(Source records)
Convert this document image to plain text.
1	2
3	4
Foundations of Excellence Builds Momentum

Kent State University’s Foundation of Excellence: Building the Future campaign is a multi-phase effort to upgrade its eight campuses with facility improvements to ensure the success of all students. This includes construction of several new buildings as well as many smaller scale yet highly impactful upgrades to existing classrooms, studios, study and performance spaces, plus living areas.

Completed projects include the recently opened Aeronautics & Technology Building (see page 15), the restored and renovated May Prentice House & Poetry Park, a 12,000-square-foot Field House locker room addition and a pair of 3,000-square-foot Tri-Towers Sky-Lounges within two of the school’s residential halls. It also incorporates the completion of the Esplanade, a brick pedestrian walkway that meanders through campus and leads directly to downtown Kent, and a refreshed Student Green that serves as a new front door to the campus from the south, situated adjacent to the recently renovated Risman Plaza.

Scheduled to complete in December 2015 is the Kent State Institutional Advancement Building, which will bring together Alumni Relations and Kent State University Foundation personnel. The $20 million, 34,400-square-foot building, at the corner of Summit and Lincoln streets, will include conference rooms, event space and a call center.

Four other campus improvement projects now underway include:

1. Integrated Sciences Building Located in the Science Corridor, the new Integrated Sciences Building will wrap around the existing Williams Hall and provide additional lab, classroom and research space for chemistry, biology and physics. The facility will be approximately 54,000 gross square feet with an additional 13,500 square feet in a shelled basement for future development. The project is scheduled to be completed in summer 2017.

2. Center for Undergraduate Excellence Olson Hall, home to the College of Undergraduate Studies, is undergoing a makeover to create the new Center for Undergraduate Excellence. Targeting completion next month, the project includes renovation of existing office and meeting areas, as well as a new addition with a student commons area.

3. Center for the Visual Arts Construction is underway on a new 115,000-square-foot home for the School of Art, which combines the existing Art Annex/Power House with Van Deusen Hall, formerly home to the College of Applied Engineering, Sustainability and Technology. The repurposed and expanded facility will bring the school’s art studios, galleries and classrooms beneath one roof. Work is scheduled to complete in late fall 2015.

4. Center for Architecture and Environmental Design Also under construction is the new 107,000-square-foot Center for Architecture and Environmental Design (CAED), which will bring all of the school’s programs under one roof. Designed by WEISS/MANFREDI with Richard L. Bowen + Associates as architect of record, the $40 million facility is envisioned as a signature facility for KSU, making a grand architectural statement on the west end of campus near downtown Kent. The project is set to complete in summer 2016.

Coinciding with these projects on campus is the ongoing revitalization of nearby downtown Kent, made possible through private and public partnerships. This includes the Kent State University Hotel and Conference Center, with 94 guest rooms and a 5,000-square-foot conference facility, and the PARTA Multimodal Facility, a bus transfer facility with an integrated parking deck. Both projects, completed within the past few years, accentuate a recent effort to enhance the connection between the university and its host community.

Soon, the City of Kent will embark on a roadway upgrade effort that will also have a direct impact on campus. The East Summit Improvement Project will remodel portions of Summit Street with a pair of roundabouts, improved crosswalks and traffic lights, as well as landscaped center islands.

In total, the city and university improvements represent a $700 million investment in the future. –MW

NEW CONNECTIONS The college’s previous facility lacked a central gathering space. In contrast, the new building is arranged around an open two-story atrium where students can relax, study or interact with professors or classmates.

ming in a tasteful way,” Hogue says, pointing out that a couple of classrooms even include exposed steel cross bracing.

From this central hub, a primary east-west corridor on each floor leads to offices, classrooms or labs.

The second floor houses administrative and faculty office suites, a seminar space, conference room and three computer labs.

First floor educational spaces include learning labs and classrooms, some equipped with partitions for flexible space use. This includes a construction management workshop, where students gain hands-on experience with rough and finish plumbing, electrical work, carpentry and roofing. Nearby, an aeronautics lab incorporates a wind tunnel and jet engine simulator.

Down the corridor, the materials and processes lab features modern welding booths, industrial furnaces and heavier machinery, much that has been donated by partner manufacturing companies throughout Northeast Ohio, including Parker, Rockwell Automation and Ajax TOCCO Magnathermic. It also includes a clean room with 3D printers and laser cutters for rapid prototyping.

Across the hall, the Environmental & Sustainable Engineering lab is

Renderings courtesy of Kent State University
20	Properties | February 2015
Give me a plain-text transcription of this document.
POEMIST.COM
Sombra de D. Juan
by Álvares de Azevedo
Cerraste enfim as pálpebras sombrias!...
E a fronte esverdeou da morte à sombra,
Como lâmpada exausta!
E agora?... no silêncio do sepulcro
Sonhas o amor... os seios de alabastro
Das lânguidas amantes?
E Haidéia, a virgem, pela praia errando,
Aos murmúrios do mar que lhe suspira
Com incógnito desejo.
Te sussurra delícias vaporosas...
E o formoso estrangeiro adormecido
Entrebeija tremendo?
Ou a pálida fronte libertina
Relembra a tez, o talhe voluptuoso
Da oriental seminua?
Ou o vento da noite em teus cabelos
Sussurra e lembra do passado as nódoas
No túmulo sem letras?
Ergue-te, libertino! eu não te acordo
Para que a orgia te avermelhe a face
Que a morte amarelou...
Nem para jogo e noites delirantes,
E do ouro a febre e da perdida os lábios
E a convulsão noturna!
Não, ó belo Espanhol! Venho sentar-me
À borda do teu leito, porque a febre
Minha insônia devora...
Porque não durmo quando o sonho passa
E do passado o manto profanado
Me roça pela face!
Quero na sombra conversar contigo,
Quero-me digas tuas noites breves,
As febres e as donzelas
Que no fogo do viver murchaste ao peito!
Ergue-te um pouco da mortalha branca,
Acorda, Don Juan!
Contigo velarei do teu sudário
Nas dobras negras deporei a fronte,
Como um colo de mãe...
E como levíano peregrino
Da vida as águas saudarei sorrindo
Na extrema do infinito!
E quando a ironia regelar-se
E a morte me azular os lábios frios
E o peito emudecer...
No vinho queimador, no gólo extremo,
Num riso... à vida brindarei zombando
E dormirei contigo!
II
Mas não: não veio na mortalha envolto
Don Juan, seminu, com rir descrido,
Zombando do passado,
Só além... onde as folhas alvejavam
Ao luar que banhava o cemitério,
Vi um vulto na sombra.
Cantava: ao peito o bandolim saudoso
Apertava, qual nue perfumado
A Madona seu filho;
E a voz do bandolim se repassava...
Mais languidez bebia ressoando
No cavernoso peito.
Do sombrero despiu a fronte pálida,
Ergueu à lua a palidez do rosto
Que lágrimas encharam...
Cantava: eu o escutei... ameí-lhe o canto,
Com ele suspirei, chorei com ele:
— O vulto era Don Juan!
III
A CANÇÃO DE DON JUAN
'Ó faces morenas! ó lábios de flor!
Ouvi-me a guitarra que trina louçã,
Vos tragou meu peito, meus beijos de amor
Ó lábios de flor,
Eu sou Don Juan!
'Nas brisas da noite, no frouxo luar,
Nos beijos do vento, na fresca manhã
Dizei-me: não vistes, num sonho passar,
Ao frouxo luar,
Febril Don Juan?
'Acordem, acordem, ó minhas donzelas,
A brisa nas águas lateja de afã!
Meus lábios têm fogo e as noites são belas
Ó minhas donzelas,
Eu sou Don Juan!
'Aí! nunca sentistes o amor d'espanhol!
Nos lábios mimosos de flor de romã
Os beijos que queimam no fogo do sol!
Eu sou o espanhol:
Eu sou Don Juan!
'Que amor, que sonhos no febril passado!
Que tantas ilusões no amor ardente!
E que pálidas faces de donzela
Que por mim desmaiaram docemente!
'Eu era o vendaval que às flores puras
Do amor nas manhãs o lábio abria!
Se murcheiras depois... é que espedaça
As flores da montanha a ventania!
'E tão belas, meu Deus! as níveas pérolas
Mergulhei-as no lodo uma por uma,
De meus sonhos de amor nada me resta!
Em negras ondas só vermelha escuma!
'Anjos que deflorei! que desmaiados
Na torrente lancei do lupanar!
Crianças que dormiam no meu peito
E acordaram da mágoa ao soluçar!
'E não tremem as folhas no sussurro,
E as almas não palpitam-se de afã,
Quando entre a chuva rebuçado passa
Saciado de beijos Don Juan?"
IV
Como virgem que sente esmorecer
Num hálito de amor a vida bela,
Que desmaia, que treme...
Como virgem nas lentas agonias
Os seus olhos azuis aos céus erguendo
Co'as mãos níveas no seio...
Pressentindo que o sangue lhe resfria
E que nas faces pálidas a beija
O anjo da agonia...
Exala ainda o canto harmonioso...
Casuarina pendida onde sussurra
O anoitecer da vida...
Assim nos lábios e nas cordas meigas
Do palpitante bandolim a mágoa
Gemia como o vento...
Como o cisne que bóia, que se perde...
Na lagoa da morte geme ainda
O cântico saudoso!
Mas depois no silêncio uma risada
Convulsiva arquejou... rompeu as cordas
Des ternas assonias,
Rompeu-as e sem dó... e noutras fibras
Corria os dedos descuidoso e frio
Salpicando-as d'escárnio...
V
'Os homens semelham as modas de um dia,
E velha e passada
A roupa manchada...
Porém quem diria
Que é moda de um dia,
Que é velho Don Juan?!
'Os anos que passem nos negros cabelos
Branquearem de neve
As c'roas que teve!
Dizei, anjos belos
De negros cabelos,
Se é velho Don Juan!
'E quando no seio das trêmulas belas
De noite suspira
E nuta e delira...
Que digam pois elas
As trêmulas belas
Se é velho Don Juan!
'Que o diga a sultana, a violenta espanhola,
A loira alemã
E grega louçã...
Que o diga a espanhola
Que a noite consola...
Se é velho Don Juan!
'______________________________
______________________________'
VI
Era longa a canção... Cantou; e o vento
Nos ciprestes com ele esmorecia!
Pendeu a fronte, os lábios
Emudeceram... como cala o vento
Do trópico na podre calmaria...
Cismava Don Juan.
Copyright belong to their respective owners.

» **TASK TO COMPLETE**: Show, from the material above, each line that includes the string "Quero".

» **WRITTEN REPLY**:
Quero na sombra conversar contigo,
Quero-me digas tuas noites breves,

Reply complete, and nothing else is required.